**YOUR GOAL:** Please transcribe the listing below in full and word for word, without its pictures.

**Lines of data:**
---*---
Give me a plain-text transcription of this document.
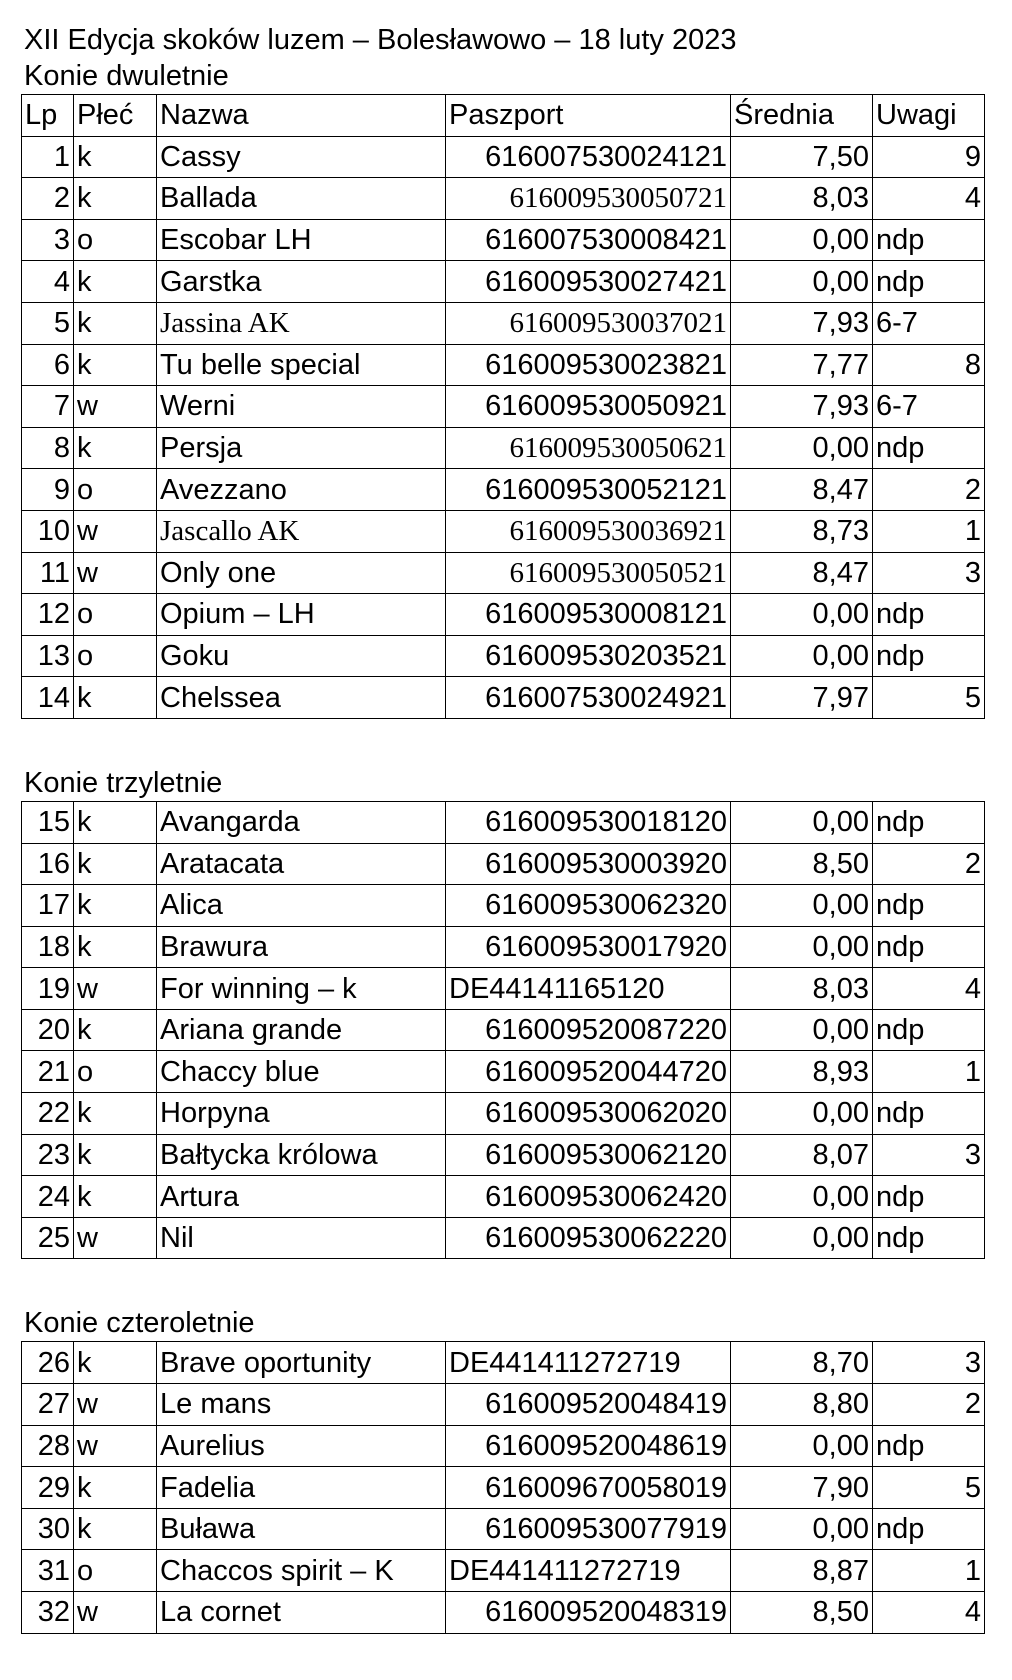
XII Edycja skoków luzem – Bolesławowo – 18 luty 2023
Konie dwuletnie
Lp	Płeć	Nazwa	Paszport	Średnia	Uwagi
1	k	Cassy	616007530024121	7,50	9
2	k	Ballada	616009530050721	8,03	4
3	o	Escobar LH	616007530008421	0,00	ndp
4	k	Garstka	616009530027421	0,00	ndp
5	k	Jassina AK	616009530037021	7,93	6-7
6	k	Tu belle special	616009530023821	7,77	8
7	w	Werni	616009530050921	7,93	6-7
8	k	Persja	616009530050621	0,00	ndp
9	o	Avezzano	616009530052121	8,47	2
10	w	Jascallo AK	616009530036921	8,73	1
11	w	Only one	616009530050521	8,47	3
12	o	Opium – LH	616009530008121	0,00	ndp
13	o	Goku	616009530203521	0,00	ndp
14	k	Chelssea	616007530024921	7,97	5
Konie trzyletnie
15	k	Avangarda	616009530018120	0,00	ndp
16	k	Aratacata	616009530003920	8,50	2
17	k	Alica	616009530062320	0,00	ndp
18	k	Brawura	616009530017920	0,00	ndp
19	w	For winning – k	DE44141165120	8,03	4
20	k	Ariana grande	616009520087220	0,00	ndp
21	o	Chaccy blue	616009520044720	8,93	1
22	k	Horpyna	616009530062020	0,00	ndp
23	k	Bałtycka królowa	616009530062120	8,07	3
24	k	Artura	616009530062420	0,00	ndp
25	w	Nil	616009530062220	0,00	ndp
Konie czteroletnie
26	k	Brave oportunity	DE441411272719	8,70	3
27	w	Le mans	616009520048419	8,80	2
28	w	Aurelius	616009520048619	0,00	ndp
29	k	Fadelia	616009670058019	7,90	5
30	k	Buława	616009530077919	0,00	ndp
31	o	Chaccos spirit – K	DE441411272719	8,87	1
32	w	La cornet	616009520048319	8,50	4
---*---
**REPLY TO THE EXERCISE:**
Give me a plain-text transcription of this document.
XII Edycja skoków luzem – Bolesławowo – 18 luty 2023
Konie dwuletnie
Lp	Płeć	Nazwa	Paszport	Średnia	Uwagi
1	k	Cassy	616007530024121	7,50	9
2	k	Ballada	616009530050721	8,03	4
3	o	Escobar LH	616007530008421	0,00	ndp
4	k	Garstka	616009530027421	0,00	ndp
5	k	Jassina AK	616009530037021	7,93	6-7
6	k	Tu belle special	616009530023821	7,77	8
7	w	Werni	616009530050921	7,93	6-7
8	k	Persja	616009530050621	0,00	ndp
9	o	Avezzano	616009530052121	8,47	2
10	w	Jascallo AK	616009530036921	8,73	1
11	w	Only one	616009530050521	8,47	3
12	o	Opium – LH	616009530008121	0,00	ndp
13	o	Goku	616009530203521	0,00	ndp
14	k	Chelssea	616007530024921	7,97	5
Konie trzyletnie
15	k	Avangarda	616009530018120	0,00	ndp
16	k	Aratacata	616009530003920	8,50	2
17	k	Alica	616009530062320	0,00	ndp
18	k	Brawura	616009530017920	0,00	ndp
19	w	For winning – k	DE44141165120	8,03	4
20	k	Ariana grande	616009520087220	0,00	ndp
21	o	Chaccy blue	616009520044720	8,93	1
22	k	Horpyna	616009530062020	0,00	ndp
23	k	Bałtycka królowa	616009530062120	8,07	3
24	k	Artura	616009530062420	0,00	ndp
25	w	Nil	616009530062220	0,00	ndp
Konie czteroletnie
26	k	Brave oportunity	DE441411272719	8,70	3
27	w	Le mans	616009520048419	8,80	2
28	w	Aurelius	616009520048619	0,00	ndp
29	k	Fadelia	616009670058019	7,90	5
30	k	Buława	616009530077919	0,00	ndp
31	o	Chaccos spirit – K	DE441411272719	8,87	1
32	w	La cornet	616009520048319	8,50	4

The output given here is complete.